**The task:** Each line of the material must be returned exactly.

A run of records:
[START]
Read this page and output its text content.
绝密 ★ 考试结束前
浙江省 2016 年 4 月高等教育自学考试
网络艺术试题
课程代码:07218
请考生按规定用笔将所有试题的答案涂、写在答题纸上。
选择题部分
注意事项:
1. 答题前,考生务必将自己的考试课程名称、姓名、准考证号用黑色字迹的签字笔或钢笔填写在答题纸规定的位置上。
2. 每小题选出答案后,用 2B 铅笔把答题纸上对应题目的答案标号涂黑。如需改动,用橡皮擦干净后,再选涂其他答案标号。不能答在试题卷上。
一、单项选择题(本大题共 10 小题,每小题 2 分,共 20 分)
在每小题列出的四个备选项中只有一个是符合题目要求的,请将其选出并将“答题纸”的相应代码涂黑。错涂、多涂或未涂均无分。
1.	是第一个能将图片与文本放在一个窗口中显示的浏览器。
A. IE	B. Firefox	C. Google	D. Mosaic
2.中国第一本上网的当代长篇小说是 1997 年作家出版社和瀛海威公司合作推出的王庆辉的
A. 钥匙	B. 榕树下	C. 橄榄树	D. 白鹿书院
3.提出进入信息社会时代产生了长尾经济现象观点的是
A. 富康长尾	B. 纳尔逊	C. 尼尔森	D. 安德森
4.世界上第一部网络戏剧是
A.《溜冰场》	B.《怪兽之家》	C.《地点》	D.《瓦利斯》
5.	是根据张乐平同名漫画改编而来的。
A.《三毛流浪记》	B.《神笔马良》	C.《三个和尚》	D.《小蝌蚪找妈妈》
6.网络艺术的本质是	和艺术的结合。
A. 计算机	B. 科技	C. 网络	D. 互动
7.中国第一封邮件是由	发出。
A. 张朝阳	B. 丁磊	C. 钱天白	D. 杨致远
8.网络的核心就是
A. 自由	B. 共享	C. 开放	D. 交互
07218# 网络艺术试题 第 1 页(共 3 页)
[END]
**Solution to this exercise:**
Read this page and output its text content.
绝密 ★ 考试结束前
浙江省 2016 年 4 月高等教育自学考试
网络艺术试题
课程代码:07218
请考生按规定用笔将所有试题的答案涂、写在答题纸上。
选择题部分
注意事项:
1. 答题前,考生务必将自己的考试课程名称、姓名、准考证号用黑色字迹的签字笔或钢笔填写在答题纸规定的位置上。
2. 每小题选出答案后,用 2B 铅笔把答题纸上对应题目的答案标号涂黑。如需改动,用橡皮擦干净后,再选涂其他答案标号。不能答在试题卷上。
一、单项选择题(本大题共 10 小题,每小题 2 分,共 20 分)
在每小题列出的四个备选项中只有一个是符合题目要求的,请将其选出并将“答题纸”的相应代码涂黑。错涂、多涂或未涂均无分。
1.	是第一个能将图片与文本放在一个窗口中显示的浏览器。
A. IE	B. Firefox	C. Google	D. Mosaic
2.中国第一本上网的当代长篇小说是 1997 年作家出版社和瀛海威公司合作推出的王庆辉的
A. 钥匙	B. 榕树下	C. 橄榄树	D. 白鹿书院
3.提出进入信息社会时代产生了长尾经济现象观点的是
A. 富康长尾	B. 纳尔逊	C. 尼尔森	D. 安德森
4.世界上第一部网络戏剧是
A.《溜冰场》	B.《怪兽之家》	C.《地点》	D.《瓦利斯》
5.	是根据张乐平同名漫画改编而来的。
A.《三毛流浪记》	B.《神笔马良》	C.《三个和尚》	D.《小蝌蚪找妈妈》
6.网络艺术的本质是	和艺术的结合。
A. 计算机	B. 科技	C. 网络	D. 互动
7.中国第一封邮件是由	发出。
A. 张朝阳	B. 丁磊	C. 钱天白	D. 杨致远
8.网络的核心就是
A. 自由	B. 共享	C. 开放	D. 交互
07218# 网络艺术试题 第 1 页(共 3 页)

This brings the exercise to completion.